## Requirements
Locate the string "尽职尽责" in the listing below. Copy every line where it is found.

## Records provided

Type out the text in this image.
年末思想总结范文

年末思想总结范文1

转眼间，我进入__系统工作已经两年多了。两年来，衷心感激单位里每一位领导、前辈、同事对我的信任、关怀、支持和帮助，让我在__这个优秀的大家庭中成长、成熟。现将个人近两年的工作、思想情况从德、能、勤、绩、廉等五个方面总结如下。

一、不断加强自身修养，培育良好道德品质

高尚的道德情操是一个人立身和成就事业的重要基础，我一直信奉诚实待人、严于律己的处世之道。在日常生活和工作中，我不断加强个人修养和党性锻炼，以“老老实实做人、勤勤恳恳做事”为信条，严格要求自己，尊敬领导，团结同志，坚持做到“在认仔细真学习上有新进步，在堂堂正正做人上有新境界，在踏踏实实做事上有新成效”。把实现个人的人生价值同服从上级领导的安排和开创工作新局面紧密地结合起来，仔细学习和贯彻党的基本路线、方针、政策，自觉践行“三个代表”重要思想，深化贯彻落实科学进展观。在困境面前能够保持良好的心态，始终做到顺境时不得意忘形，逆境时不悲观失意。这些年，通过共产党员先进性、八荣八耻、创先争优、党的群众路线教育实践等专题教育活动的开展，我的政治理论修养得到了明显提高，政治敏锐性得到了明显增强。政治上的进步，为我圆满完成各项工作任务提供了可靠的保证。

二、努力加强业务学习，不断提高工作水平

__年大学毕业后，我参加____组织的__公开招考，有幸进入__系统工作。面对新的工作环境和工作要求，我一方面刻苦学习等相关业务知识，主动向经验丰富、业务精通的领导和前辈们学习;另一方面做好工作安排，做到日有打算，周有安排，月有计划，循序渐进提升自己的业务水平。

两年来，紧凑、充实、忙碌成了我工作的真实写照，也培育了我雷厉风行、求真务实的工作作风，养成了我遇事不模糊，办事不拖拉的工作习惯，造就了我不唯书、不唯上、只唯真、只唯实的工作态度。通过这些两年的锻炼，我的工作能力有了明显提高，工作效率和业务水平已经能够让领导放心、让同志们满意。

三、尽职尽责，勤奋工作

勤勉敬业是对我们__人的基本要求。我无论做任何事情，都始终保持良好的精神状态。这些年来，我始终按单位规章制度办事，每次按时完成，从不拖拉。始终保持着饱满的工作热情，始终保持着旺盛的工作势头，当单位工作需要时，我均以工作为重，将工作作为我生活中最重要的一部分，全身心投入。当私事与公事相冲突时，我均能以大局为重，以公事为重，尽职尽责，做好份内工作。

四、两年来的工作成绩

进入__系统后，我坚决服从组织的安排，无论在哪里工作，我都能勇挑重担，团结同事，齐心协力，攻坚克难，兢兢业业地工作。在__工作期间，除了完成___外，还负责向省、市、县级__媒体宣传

## Answer for the task
三、尽职尽责，勤奋工作
勤勉敬业是对我们__人的基本要求。我无论做任何事情，都始终保持良好的精神状态。这些年来，我始终按单位规章制度办事，每次按时完成，从不拖拉。始终保持着饱满的工作热情，始终保持着旺盛的工作势头，当单位工作需要时，我均以工作为重，将工作作为我生活中最重要的一部分，全身心投入。当私事与公事相冲突时，我均能以大局为重，以公事为重，尽职尽责，做好份内工作。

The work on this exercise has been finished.